#### GIVEN INSTRUCTION
Extract, from the listing that follows, each line containing the word "hält".

Data items
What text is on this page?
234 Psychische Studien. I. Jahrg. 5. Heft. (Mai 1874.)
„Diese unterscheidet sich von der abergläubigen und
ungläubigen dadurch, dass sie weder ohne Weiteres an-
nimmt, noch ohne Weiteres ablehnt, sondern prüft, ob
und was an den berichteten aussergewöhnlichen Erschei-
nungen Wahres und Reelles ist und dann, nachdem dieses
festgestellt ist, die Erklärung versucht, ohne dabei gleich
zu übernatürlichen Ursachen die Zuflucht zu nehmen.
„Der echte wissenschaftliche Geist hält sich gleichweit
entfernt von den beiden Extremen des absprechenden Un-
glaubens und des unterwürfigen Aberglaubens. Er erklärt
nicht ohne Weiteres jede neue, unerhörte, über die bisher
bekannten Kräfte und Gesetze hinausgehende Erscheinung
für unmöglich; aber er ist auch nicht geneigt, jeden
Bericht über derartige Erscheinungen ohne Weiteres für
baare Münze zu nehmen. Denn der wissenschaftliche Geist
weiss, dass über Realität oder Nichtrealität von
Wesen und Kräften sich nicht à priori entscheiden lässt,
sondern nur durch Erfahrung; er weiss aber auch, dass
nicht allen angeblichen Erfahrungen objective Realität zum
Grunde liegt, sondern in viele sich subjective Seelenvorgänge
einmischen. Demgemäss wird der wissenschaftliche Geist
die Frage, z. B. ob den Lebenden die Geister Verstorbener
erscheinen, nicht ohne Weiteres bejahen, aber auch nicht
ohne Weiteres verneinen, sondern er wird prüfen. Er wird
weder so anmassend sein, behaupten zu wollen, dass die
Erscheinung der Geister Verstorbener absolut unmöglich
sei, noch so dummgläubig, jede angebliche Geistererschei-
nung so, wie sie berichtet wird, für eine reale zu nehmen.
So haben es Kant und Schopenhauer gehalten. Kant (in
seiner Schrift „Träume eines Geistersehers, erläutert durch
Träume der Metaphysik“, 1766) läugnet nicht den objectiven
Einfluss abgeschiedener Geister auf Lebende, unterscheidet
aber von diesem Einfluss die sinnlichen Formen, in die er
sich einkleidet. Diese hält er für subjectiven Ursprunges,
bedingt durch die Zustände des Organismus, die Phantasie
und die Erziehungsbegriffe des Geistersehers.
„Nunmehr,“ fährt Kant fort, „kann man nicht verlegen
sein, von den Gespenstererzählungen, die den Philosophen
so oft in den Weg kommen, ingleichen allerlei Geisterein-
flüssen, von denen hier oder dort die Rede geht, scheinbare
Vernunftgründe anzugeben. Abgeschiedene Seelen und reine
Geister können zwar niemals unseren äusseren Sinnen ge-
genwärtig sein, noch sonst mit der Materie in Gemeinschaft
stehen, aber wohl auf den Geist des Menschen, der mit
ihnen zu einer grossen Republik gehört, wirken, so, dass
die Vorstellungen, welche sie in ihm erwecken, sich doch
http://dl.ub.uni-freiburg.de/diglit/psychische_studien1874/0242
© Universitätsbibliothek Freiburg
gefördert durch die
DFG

#### ANSWER TO THIS TASK
„Der echte wissenschaftliche Geist hält sich gleichweit
sich einkleidet. Diese hält er für subjectiven Ursprunges,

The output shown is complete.